- What is expected -
Answer with one number: the count of lines in this material that hold the word "HTTPS".

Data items
________________________
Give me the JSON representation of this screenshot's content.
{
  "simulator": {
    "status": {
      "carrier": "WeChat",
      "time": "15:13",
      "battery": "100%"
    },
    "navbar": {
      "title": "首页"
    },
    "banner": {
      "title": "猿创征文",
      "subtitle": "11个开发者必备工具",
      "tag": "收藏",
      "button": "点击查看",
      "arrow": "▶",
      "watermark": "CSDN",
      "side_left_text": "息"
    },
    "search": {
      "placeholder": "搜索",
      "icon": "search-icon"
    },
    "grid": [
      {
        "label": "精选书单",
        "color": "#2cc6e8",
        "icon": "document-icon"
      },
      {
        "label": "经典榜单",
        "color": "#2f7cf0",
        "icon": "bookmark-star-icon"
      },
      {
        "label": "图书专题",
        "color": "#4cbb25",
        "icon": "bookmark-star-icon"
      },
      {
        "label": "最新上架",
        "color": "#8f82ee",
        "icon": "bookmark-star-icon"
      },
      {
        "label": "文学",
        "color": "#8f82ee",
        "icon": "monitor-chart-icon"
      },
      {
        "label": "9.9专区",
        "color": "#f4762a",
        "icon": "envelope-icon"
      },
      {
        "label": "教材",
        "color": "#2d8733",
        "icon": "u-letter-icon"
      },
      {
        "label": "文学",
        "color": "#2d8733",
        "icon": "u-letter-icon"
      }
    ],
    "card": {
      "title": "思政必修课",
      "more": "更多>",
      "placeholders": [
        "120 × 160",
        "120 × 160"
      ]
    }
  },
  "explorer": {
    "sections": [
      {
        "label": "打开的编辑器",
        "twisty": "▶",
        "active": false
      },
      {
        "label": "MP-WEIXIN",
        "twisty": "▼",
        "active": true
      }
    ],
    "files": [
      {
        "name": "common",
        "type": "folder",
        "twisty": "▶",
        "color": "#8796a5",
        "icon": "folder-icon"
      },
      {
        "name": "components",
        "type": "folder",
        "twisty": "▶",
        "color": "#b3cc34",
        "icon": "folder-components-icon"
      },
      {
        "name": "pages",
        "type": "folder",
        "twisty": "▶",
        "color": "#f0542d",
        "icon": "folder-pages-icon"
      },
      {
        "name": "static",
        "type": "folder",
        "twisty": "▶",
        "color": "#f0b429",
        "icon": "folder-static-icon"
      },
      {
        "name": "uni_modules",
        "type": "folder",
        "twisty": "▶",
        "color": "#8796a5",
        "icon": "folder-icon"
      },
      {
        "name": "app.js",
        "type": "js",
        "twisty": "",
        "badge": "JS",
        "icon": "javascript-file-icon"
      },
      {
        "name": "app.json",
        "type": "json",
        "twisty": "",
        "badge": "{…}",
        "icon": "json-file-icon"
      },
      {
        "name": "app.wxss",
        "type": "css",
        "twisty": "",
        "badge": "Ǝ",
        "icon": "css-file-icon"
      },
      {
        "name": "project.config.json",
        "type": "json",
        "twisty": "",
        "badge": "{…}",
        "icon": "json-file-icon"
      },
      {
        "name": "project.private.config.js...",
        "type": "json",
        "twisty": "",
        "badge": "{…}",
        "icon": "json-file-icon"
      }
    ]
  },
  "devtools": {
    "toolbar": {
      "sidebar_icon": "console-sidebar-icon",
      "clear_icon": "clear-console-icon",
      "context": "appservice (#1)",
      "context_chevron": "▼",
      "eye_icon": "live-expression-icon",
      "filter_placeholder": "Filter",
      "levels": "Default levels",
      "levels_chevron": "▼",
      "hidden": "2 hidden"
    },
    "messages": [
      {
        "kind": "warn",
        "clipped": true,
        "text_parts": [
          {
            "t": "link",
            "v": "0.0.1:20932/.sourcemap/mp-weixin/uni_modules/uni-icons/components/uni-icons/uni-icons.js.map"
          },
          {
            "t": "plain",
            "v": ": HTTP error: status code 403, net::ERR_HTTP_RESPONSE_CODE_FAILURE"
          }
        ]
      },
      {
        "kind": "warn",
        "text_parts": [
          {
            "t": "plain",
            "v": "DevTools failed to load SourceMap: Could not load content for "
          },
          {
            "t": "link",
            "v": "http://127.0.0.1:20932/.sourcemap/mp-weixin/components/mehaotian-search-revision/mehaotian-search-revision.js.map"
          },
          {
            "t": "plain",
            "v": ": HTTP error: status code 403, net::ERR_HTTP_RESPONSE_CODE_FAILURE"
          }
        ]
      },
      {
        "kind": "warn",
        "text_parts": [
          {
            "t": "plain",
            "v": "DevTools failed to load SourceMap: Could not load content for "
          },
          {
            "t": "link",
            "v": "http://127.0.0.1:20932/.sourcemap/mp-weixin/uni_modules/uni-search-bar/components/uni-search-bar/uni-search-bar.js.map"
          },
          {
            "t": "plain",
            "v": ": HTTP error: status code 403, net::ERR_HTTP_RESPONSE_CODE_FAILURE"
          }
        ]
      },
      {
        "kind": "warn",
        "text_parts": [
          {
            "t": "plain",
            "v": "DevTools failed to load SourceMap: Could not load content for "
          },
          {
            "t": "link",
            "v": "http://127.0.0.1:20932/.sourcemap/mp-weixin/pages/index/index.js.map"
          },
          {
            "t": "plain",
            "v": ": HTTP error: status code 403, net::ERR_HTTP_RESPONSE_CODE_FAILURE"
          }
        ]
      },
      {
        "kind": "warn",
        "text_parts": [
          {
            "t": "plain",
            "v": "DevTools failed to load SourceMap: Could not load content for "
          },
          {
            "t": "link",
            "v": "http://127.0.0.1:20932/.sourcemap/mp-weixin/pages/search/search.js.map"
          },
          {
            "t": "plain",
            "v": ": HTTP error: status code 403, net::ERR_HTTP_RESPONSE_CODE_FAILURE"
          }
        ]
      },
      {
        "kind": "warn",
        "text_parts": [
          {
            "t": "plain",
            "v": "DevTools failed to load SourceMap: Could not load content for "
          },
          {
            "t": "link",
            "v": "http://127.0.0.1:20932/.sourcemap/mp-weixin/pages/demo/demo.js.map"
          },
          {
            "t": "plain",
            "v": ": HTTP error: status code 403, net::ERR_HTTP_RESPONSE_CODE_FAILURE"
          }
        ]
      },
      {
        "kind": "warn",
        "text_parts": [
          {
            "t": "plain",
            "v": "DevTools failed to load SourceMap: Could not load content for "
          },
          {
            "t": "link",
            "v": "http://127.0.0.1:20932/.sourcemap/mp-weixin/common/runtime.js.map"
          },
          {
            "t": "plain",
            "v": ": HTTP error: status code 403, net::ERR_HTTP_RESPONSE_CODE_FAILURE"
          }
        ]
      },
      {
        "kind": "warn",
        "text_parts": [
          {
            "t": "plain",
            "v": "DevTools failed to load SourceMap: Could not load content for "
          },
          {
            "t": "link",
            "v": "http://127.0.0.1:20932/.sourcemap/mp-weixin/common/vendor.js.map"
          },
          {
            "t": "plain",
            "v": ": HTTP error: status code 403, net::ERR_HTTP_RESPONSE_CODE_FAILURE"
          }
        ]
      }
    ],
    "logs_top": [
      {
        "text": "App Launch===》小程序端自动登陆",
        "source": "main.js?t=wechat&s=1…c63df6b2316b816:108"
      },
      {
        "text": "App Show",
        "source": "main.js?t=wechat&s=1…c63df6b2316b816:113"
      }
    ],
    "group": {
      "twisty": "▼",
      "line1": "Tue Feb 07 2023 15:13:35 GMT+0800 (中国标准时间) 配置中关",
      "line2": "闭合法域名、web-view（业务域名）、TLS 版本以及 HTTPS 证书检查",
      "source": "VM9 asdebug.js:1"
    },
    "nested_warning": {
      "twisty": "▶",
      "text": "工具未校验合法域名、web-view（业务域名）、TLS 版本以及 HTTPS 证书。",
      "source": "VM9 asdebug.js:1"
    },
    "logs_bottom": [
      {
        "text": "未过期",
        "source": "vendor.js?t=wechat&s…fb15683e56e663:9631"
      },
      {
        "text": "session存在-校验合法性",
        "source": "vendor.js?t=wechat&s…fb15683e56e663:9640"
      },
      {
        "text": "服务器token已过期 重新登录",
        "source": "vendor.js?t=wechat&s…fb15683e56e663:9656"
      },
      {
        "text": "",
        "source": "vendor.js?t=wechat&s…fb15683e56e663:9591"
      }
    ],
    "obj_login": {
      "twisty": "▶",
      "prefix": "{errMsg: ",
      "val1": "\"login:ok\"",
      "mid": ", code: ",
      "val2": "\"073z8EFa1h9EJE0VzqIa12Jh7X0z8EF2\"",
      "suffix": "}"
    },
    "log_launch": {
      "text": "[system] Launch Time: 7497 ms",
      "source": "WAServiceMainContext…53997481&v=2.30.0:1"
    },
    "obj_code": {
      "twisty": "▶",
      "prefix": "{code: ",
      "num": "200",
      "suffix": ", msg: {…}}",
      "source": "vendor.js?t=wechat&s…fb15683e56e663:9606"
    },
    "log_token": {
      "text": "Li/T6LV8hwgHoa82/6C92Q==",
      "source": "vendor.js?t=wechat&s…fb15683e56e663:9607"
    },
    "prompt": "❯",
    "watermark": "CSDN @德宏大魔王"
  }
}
________________________
- Exercise solution -
2